Saved entries

☆ ☆ ☆ ☆

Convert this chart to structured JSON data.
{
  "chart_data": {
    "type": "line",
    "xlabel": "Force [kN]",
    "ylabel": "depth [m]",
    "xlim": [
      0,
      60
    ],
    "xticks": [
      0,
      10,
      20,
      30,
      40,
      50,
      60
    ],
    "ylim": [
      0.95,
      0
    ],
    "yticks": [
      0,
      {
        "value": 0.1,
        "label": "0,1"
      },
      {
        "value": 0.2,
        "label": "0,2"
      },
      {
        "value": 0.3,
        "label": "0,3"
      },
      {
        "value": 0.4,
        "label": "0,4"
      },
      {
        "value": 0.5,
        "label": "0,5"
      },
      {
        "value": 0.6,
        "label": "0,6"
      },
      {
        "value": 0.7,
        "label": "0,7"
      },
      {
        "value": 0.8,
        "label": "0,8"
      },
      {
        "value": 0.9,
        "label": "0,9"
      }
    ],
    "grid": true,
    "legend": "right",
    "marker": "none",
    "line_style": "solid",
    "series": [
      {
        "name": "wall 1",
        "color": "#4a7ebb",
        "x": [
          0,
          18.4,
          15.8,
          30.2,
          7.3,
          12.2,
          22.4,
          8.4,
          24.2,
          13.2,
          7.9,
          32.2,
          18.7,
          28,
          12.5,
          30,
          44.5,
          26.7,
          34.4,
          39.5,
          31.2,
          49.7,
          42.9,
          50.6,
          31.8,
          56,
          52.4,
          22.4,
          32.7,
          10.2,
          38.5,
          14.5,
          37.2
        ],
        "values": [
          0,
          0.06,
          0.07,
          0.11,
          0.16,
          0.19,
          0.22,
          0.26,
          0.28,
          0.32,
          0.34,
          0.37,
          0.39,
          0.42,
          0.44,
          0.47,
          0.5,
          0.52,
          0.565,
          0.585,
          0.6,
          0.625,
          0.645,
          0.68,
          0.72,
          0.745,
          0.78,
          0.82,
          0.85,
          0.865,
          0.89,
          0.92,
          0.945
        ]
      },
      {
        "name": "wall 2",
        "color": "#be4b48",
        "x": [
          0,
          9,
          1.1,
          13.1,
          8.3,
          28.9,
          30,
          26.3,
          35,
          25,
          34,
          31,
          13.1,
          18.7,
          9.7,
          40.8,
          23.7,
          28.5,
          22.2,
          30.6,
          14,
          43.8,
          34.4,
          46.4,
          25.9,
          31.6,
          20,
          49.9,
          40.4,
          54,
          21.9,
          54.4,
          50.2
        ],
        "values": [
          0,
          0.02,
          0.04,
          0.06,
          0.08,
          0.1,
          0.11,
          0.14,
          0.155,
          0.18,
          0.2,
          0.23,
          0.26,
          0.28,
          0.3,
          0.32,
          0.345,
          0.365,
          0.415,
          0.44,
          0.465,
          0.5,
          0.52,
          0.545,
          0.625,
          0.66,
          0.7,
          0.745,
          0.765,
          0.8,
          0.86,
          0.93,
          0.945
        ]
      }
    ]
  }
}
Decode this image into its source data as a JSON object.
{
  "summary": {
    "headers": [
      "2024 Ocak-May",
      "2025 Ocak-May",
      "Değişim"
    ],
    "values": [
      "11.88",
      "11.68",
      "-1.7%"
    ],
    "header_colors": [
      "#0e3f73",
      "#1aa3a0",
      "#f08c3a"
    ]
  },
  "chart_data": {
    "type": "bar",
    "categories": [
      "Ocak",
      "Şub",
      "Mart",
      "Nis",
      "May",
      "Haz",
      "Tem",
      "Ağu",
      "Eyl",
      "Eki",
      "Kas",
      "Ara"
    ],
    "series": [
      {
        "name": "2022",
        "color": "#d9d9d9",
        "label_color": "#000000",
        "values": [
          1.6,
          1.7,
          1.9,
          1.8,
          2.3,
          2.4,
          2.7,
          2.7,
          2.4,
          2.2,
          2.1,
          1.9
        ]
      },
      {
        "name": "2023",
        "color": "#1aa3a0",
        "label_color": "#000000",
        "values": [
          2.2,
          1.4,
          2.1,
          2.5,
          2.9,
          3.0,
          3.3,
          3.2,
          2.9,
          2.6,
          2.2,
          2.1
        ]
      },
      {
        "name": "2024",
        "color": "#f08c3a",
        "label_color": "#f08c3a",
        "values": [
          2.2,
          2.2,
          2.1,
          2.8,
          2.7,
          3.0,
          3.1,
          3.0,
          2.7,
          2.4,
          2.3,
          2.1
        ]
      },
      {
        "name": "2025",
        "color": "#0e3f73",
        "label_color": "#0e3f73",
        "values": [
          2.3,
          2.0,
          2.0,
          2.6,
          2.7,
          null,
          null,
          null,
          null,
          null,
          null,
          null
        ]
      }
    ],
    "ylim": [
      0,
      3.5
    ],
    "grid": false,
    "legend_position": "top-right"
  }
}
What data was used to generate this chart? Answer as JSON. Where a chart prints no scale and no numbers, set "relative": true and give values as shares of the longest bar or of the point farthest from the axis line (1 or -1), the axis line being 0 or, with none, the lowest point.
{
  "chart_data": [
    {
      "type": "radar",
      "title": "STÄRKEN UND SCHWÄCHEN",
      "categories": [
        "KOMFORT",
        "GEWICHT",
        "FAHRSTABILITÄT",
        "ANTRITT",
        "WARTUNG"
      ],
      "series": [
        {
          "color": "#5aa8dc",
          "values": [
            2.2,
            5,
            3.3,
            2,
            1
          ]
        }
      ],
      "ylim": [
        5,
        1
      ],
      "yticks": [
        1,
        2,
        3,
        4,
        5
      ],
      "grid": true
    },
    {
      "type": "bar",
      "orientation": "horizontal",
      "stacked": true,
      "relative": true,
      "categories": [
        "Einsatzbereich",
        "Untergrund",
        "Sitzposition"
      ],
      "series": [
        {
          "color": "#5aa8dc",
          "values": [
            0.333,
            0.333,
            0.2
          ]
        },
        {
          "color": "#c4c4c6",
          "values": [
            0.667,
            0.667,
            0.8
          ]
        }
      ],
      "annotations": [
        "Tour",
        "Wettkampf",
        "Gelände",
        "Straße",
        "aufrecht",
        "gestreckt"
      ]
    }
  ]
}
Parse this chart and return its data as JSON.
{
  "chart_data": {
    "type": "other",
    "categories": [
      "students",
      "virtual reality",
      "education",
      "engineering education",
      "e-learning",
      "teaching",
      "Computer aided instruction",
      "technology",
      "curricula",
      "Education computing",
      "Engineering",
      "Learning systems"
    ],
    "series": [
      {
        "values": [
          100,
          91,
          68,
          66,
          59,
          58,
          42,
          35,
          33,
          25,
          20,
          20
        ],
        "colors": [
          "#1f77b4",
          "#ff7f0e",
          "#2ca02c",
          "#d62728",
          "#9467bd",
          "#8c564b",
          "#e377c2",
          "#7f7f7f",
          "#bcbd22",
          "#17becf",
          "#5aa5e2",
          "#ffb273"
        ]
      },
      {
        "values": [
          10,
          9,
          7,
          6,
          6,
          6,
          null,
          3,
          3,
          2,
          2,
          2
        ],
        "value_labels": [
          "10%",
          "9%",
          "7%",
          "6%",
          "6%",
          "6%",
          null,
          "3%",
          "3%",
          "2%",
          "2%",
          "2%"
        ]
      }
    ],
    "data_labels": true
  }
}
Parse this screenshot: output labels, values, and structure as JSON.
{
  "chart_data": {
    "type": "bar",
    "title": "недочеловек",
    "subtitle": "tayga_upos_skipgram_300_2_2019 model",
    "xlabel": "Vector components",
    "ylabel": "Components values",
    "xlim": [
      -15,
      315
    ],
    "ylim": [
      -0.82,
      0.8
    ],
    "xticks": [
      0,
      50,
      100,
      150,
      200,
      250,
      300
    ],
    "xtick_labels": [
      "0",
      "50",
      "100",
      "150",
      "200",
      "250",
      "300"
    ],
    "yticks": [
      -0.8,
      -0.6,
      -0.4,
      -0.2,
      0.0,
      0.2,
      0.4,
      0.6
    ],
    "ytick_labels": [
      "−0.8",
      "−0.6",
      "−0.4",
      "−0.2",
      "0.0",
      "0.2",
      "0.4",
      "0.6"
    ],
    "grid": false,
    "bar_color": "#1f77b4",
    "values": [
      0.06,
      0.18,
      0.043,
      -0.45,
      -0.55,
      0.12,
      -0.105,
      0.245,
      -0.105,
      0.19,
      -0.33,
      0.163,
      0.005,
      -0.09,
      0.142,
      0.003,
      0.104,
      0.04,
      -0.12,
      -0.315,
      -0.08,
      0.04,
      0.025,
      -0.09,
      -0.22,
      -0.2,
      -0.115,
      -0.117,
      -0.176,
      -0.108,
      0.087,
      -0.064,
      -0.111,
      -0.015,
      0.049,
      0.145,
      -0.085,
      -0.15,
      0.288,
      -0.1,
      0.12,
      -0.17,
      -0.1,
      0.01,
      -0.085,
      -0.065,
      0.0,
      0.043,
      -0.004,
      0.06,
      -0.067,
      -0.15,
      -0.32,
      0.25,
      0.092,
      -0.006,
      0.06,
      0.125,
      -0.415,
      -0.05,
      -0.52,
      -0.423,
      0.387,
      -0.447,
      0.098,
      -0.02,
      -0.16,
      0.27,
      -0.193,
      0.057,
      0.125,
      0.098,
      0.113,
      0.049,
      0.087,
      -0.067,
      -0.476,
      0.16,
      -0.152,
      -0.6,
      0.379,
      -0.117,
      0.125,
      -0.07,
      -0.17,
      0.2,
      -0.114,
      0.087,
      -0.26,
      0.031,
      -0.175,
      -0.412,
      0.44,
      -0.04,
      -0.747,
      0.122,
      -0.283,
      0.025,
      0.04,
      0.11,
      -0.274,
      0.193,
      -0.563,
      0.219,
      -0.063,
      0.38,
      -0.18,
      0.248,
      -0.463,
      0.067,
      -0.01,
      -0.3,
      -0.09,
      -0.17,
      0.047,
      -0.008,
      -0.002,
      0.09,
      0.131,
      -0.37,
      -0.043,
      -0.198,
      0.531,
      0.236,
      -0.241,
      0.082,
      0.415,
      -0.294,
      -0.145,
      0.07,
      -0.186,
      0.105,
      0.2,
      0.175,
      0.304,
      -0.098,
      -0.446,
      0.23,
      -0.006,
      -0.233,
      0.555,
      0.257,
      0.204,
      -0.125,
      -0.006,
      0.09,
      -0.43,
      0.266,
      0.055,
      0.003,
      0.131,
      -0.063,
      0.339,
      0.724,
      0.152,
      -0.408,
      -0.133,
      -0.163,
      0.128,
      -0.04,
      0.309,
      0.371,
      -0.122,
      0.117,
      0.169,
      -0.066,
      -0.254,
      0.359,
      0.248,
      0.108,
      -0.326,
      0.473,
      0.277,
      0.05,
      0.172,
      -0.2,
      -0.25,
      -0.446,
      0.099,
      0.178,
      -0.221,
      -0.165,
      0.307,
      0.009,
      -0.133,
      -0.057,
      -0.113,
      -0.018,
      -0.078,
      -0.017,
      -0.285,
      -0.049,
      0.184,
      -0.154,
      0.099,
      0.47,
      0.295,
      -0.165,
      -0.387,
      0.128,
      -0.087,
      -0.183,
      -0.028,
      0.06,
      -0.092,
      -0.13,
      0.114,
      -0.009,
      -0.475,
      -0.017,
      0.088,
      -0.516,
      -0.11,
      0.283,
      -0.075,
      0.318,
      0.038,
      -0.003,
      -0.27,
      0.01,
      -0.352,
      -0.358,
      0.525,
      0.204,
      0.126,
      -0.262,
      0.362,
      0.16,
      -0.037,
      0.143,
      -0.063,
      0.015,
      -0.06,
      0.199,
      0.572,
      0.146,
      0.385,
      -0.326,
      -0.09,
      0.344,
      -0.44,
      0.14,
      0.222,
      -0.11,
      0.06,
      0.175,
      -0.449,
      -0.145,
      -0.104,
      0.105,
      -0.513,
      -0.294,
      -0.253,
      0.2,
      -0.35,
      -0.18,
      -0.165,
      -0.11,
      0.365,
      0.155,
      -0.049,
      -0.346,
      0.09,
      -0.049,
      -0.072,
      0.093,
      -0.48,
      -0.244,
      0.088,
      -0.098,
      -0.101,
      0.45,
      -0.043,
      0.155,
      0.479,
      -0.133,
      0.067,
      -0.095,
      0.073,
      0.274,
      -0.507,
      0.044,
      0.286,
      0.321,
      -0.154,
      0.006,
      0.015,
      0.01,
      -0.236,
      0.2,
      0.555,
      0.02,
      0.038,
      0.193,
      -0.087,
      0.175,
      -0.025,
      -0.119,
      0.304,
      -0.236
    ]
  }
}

☆ ☆ ☆ ☆

_Goal_:
Which lines in the data above contain "this"? Show each one.

_Exercise output_:
Convert this chart to structured JSON data.
Decode this image into its source data as a JSON object.
What data was used to generate this chart? Answer as JSON. Where a chart prints no scale and no numbers, set "relative": true and give values as shares of the longest bar or of the point farthest from the axis line (1 or -1), the axis line being 0 or, with none, the lowest point.
Parse this chart and return its data as JSON.
Parse this screenshot: output labels, values, and structure as JSON.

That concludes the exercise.